◆ Problem details ◆
Exclude the pictures and return every line exactly as written.

◆ Stored rows ◆
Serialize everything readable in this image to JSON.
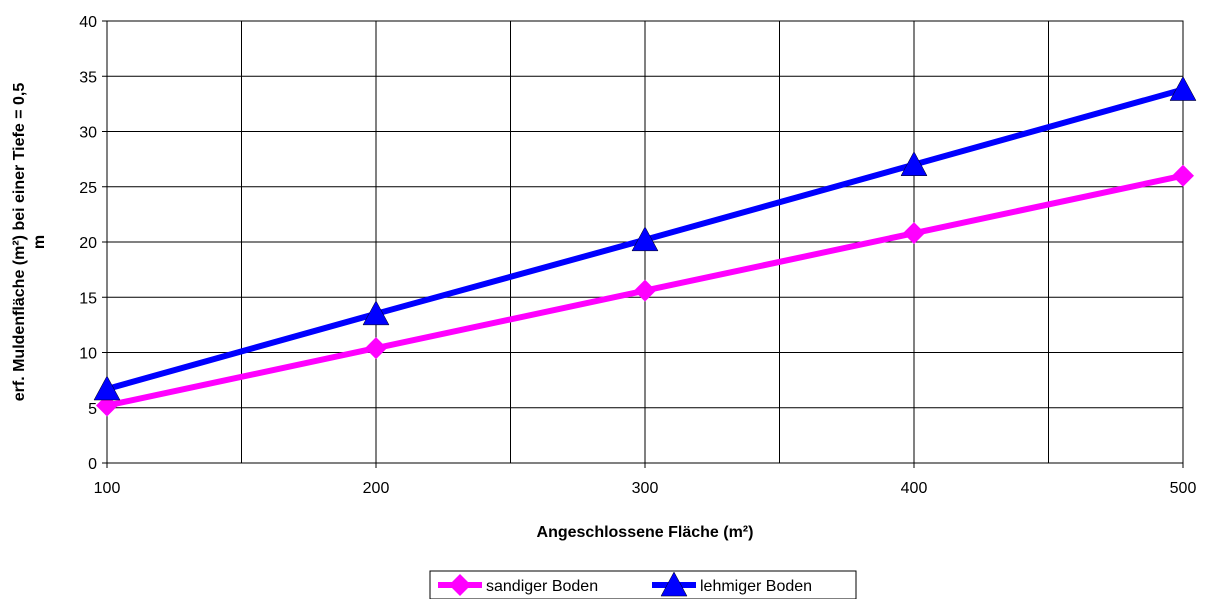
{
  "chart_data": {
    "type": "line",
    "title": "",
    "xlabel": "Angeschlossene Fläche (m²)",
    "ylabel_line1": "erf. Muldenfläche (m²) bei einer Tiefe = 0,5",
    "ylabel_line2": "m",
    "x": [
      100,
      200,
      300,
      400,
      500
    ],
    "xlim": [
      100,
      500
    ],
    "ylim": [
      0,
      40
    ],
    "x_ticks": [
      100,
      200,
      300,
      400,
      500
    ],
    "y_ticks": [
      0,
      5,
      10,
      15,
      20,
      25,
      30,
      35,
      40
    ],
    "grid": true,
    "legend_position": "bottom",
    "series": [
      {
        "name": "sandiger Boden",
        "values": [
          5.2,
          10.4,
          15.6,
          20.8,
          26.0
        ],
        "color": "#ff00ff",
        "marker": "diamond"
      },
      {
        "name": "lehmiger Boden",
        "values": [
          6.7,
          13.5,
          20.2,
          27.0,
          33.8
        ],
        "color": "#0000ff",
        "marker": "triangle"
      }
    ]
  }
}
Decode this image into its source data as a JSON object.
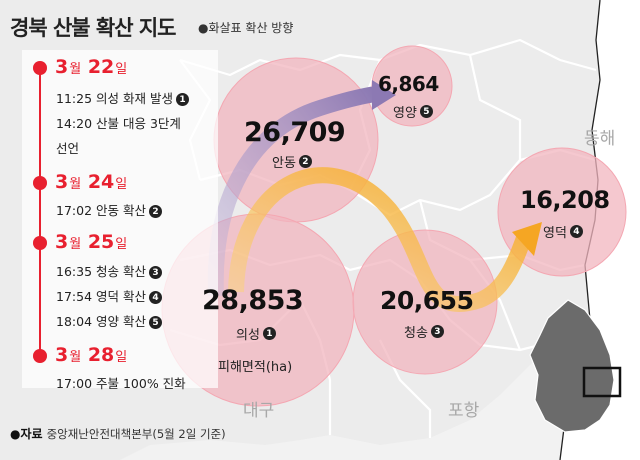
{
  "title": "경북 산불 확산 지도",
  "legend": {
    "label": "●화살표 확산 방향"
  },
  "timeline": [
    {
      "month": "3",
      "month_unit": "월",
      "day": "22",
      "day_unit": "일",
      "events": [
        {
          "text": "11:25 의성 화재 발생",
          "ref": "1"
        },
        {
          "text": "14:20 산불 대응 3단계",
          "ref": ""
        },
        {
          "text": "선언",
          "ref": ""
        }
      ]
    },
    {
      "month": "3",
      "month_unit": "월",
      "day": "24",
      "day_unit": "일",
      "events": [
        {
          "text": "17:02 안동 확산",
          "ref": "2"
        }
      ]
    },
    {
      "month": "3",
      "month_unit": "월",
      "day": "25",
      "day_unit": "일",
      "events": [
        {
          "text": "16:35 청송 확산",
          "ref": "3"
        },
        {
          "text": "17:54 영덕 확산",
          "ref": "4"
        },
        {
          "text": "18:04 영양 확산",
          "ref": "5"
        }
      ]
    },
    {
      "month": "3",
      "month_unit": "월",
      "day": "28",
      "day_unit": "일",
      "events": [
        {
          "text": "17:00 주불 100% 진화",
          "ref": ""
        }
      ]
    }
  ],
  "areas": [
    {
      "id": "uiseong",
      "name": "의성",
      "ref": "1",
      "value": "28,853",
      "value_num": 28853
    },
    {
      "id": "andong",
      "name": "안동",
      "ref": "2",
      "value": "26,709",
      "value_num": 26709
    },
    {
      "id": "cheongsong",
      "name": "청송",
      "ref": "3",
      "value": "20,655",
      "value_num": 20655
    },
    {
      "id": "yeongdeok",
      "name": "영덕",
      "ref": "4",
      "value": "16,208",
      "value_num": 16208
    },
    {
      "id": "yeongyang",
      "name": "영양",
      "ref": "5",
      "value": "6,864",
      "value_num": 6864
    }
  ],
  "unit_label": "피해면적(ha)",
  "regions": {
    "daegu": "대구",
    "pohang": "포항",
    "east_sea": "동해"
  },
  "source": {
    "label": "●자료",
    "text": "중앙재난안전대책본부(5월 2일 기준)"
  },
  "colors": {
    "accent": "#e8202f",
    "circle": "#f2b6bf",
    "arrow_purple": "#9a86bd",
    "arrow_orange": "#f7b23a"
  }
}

◆ Solution for this exercise ◆
Serialize everything readable in this image to JSON.
{
  "chart_data": {
    "type": "line",
    "title": "",
    "xlabel": "Angeschlossene Fläche (m²)",
    "ylabel_line1": "erf. Muldenfläche (m²) bei einer Tiefe = 0,5",
    "ylabel_line2": "m",
    "x": [
      100,
      200,
      300,
      400,
      500
    ],
    "xlim": [
      100,
      500
    ],
    "ylim": [
      0,
      40
    ],
    "x_ticks": [
      100,
      200,
      300,
      400,
      500
    ],
    "y_ticks": [
      0,
      5,
      10,
      15,
      20,
      25,
      30,
      35,
      40
    ],
    "grid": true,
    "legend_position": "bottom",
    "series": [
      {
        "name": "sandiger Boden",
        "values": [
          5.2,
          10.4,
          15.6,
          20.8,
          26.0
        ],
        "color": "#ff00ff",
        "marker": "diamond"
      },
      {
        "name": "lehmiger Boden",
        "values": [
          6.7,
          13.5,
          20.2,
          27.0,
          33.8
        ],
        "color": "#0000ff",
        "marker": "triangle"
      }
    ]
  }
}
Decode this image into its source data as a JSON object.
{
  "title": "경북 산불 확산 지도",
  "legend": {
    "label": "●화살표 확산 방향"
  },
  "timeline": [
    {
      "month": "3",
      "month_unit": "월",
      "day": "22",
      "day_unit": "일",
      "events": [
        {
          "text": "11:25 의성 화재 발생",
          "ref": "1"
        },
        {
          "text": "14:20 산불 대응 3단계",
          "ref": ""
        },
        {
          "text": "선언",
          "ref": ""
        }
      ]
    },
    {
      "month": "3",
      "month_unit": "월",
      "day": "24",
      "day_unit": "일",
      "events": [
        {
          "text": "17:02 안동 확산",
          "ref": "2"
        }
      ]
    },
    {
      "month": "3",
      "month_unit": "월",
      "day": "25",
      "day_unit": "일",
      "events": [
        {
          "text": "16:35 청송 확산",
          "ref": "3"
        },
        {
          "text": "17:54 영덕 확산",
          "ref": "4"
        },
        {
          "text": "18:04 영양 확산",
          "ref": "5"
        }
      ]
    },
    {
      "month": "3",
      "month_unit": "월",
      "day": "28",
      "day_unit": "일",
      "events": [
        {
          "text": "17:00 주불 100% 진화",
          "ref": ""
        }
      ]
    }
  ],
  "areas": [
    {
      "id": "uiseong",
      "name": "의성",
      "ref": "1",
      "value": "28,853",
      "value_num": 28853
    },
    {
      "id": "andong",
      "name": "안동",
      "ref": "2",
      "value": "26,709",
      "value_num": 26709
    },
    {
      "id": "cheongsong",
      "name": "청송",
      "ref": "3",
      "value": "20,655",
      "value_num": 20655
    },
    {
      "id": "yeongdeok",
      "name": "영덕",
      "ref": "4",
      "value": "16,208",
      "value_num": 16208
    },
    {
      "id": "yeongyang",
      "name": "영양",
      "ref": "5",
      "value": "6,864",
      "value_num": 6864
    }
  ],
  "unit_label": "피해면적(ha)",
  "regions": {
    "daegu": "대구",
    "pohang": "포항",
    "east_sea": "동해"
  },
  "source": {
    "label": "●자료",
    "text": "중앙재난안전대책본부(5월 2일 기준)"
  },
  "colors": {
    "accent": "#e8202f",
    "circle": "#f2b6bf",
    "arrow_purple": "#9a86bd",
    "arrow_orange": "#f7b23a"
  }
}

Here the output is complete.